## [EXERCISE AIM]
Check the listing below for lines that hold "title". How many are there? Please give only the number.
[Start of MATERIAL PROVIDED]
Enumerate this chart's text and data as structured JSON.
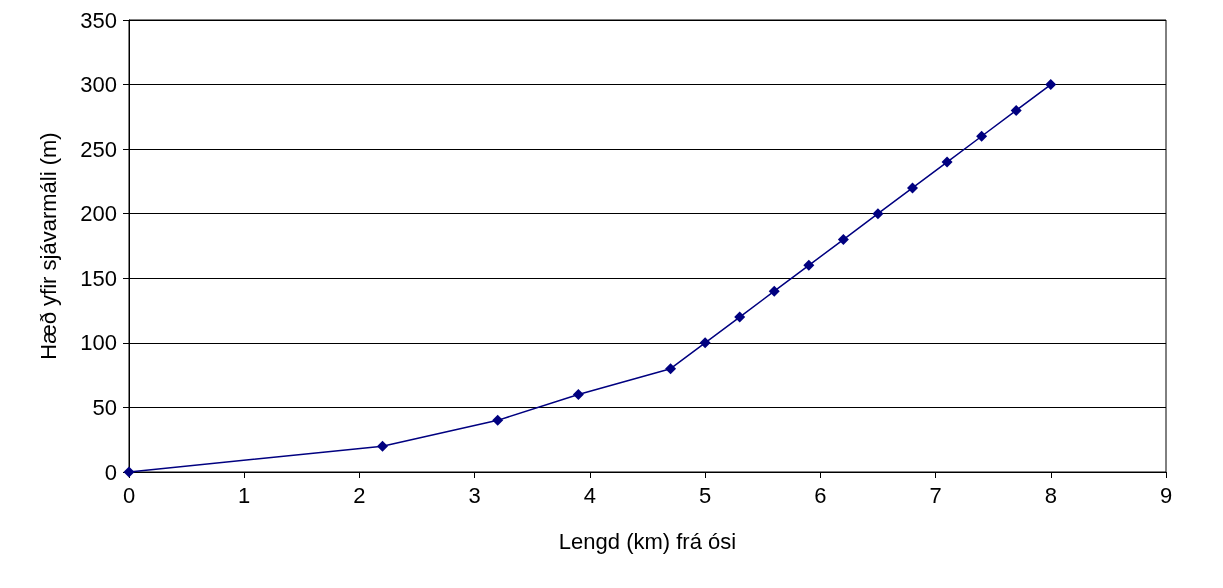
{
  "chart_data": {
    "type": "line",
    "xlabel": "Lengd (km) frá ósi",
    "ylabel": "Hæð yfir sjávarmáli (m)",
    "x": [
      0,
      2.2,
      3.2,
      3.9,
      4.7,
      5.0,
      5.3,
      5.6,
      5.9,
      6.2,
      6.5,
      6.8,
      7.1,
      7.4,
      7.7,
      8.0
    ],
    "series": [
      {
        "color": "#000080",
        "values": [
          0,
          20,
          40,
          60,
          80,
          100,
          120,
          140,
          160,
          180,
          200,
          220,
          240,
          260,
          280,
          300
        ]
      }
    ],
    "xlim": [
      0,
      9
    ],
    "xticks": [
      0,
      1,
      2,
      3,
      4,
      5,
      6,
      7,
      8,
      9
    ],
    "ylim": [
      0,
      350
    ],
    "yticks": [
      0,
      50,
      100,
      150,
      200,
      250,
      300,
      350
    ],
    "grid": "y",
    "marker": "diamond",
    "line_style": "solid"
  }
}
[End of MATERIAL PROVIDED]
[Start of MATERIAL PROVIDED]
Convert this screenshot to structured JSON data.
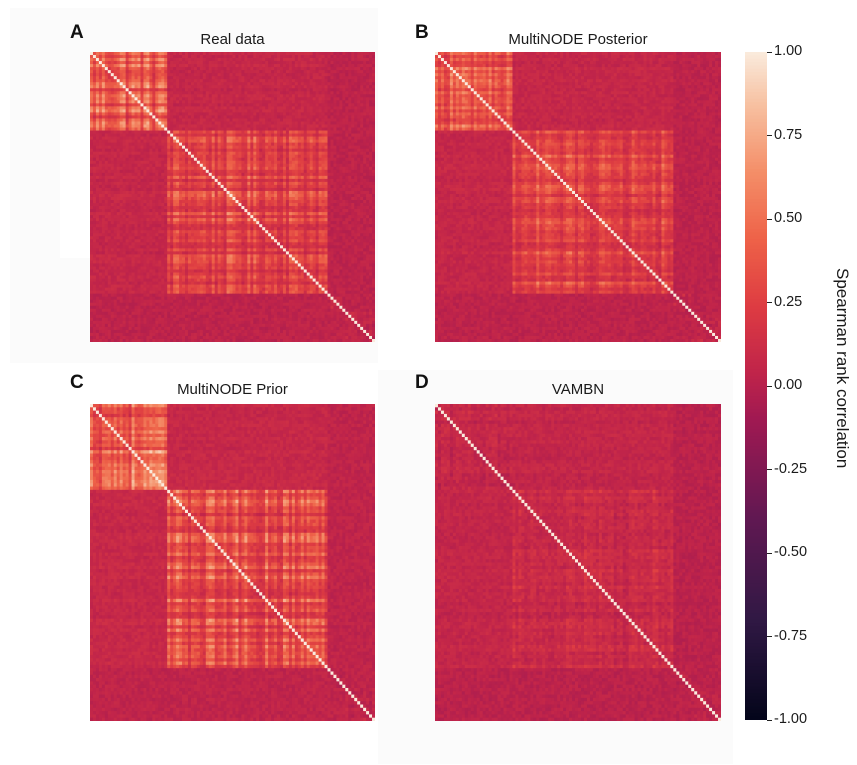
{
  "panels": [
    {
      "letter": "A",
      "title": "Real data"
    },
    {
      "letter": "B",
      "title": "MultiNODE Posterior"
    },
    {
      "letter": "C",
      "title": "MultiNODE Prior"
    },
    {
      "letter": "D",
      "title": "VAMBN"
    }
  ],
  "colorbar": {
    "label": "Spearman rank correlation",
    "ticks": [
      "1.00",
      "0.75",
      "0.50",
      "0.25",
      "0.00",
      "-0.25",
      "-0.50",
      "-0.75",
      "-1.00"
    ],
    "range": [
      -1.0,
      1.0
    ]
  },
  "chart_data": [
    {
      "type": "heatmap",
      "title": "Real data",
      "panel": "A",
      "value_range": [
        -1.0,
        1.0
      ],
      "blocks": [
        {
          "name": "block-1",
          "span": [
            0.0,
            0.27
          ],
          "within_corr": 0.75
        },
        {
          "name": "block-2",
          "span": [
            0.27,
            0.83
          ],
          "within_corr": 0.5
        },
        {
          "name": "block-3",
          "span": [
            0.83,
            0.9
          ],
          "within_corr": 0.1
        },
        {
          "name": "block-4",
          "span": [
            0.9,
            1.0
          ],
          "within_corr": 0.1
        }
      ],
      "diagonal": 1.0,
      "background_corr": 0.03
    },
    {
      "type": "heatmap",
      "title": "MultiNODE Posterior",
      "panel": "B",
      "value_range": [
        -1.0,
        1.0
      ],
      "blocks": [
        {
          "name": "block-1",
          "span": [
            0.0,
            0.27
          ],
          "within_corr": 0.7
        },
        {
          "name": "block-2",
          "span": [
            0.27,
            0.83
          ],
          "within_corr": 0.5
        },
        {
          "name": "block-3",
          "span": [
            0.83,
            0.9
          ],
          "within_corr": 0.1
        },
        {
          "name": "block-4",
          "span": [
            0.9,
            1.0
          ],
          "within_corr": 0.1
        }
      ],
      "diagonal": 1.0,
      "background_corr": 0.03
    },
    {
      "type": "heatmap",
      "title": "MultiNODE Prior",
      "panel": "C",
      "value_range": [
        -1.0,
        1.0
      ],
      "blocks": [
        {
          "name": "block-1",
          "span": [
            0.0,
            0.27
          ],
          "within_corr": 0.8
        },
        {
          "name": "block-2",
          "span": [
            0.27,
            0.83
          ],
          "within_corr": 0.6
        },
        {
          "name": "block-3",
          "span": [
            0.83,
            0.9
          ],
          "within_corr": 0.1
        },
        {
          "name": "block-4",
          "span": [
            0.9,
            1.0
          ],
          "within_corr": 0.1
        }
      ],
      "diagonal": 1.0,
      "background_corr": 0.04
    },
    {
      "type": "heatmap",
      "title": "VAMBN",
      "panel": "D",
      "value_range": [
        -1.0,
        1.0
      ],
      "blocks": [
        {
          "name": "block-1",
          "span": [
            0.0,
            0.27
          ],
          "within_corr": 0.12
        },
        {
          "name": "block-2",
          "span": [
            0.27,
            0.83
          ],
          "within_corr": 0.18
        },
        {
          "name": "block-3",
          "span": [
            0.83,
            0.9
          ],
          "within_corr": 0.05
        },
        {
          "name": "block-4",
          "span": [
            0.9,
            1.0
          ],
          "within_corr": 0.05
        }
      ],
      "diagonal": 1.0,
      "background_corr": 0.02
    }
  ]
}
[End of MATERIAL PROVIDED]
## [SOLUTION TO THE PROBLEM]
8